Data entries:
-- BEGIN --
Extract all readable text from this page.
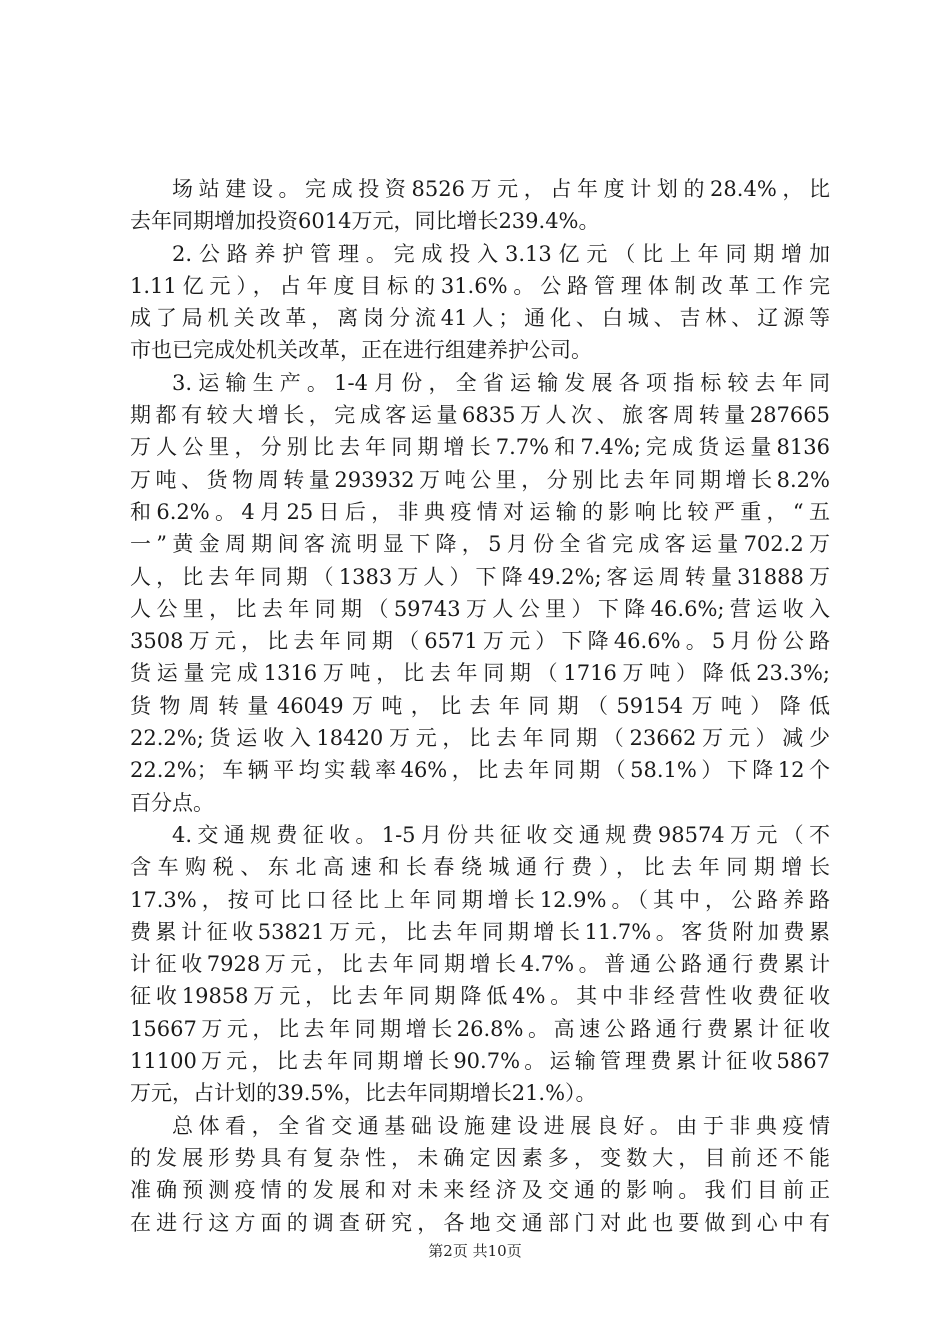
场站建设。完成投资8526万元，占年度计划的28.4%，比
去年同期增加投资6014万元，同比增长239.4%。
2.公路养护管理。完成投入3.13亿元（比上年同期增加
1.11亿元），占年度目标的31.6%。公路管理体制改革工作完
成了局机关改革，离岗分流41人；通化、白城、吉林、辽源等
市也已完成处机关改革，正在进行组建养护公司。
3.运输生产。1-4月份，全省运输发展各项指标较去年同
期都有较大增长，完成客运量6835万人次、旅客周转量287665
万人公里，分别比去年同期增长7.7%和7.4%;完成货运量8136
万吨、货物周转量293932万吨公里，分别比去年同期增长8.2%
和6.2%。4月25日后，非典疫情对运输的影响比较严重，“五
一”黄金周期间客流明显下降，5月份全省完成客运量702.2万
人，比去年同期（1383万人）下降49.2%;客运周转量31888万
人公里，比去年同期（59743万人公里）下降46.6%;营运收入
3508万元，比去年同期（6571万元）下降46.6%。5月份公路
货运量完成1316万吨，比去年同期（1716万吨）降低23.3%;
货物周转量46049万吨，比去年同期（59154万吨）降低
22.2%;货运收入18420万元，比去年同期（23662万元）减少
22.2%；车辆平均实载率46%，比去年同期（58.1%）下降12个
百分点。
4.交通规费征收。1-5月份共征收交通规费98574万元（不
含车购税、东北高速和长春绕城通行费），比去年同期增长
17.3%，按可比口径比上年同期增长12.9%。（其中，公路养路
费累计征收53821万元，比去年同期增长11.7%。客货附加费累
计征收7928万元，比去年同期增长4.7%。普通公路通行费累计
征收19858万元，比去年同期降低4%。其中非经营性收费征收
15667万元，比去年同期增长26.8%。高速公路通行费累计征收
11100万元，比去年同期增长90.7%。运输管理费累计征收5867
万元，占计划的39.5%，比去年同期增长21.%）。
总体看，全省交通基础设施建设进展良好。由于非典疫情
的发展形势具有复杂性，未确定因素多，变数大，目前还不能
准确预测疫情的发展和对未来经济及交通的影响。我们目前正
在进行这方面的调查研究，各地交通部门对此也要做到心中有
第2页 共10页
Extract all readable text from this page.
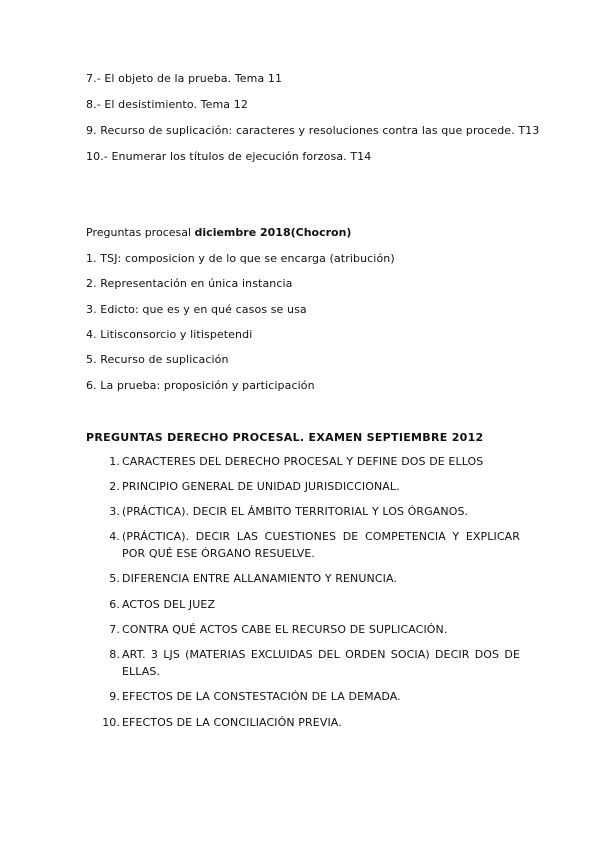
7.- El objeto de la prueba. Tema 11
8.- El desistimiento. Tema 12
9. Recurso de suplicación: caracteres y resoluciones contra las que procede. T13
10.- Enumerar los títulos de ejecución forzosa. T14
Preguntas procesal diciembre 2018(Chocron)
1. TSJ: composicion y de lo que se encarga (atribución)
2. Representación en única instancia
3. Edicto: que es y en qué casos se usa
4. Litisconsorcio y litispetendi
5. Recurso de suplicación
6. La prueba: proposición y participación
PREGUNTAS DERECHO PROCESAL. EXAMEN SEPTIEMBRE 2012
1. CARACTERES DEL DERECHO PROCESAL Y DEFINE DOS DE ELLOS
2. PRINCIPIO GENERAL DE UNIDAD JURISDICCIONAL.
3. (PRÁCTICA). DECIR EL ÁMBITO TERRITORIAL Y LOS ÓRGANOS.
4. (PRÁCTICA). DECIR LAS CUESTIONES DE COMPETENCIA Y EXPLICAR POR QUÉ ESE ÓRGANO RESUELVE.
5. DIFERENCIA ENTRE ALLANAMIENTO Y RENUNCIA.
6. ACTOS DEL JUEZ
7. CONTRA QUÉ ACTOS CABE EL RECURSO DE SUPLICACIÓN.
8. ART. 3 LJS (MATERIAS EXCLUIDAS DEL ORDEN SOCIA) DECIR DOS DE ELLAS.
9. EFECTOS DE LA CONSTESTACIÓN DE LA DEMADA.
10. EFECTOS DE LA CONCILIACIÓN PREVIA.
-- END --
TASK BRIEF: Of the lines in the data above, how many contain the word "DERECHO"? Give only that figure.

OUTPUT BELOW: 2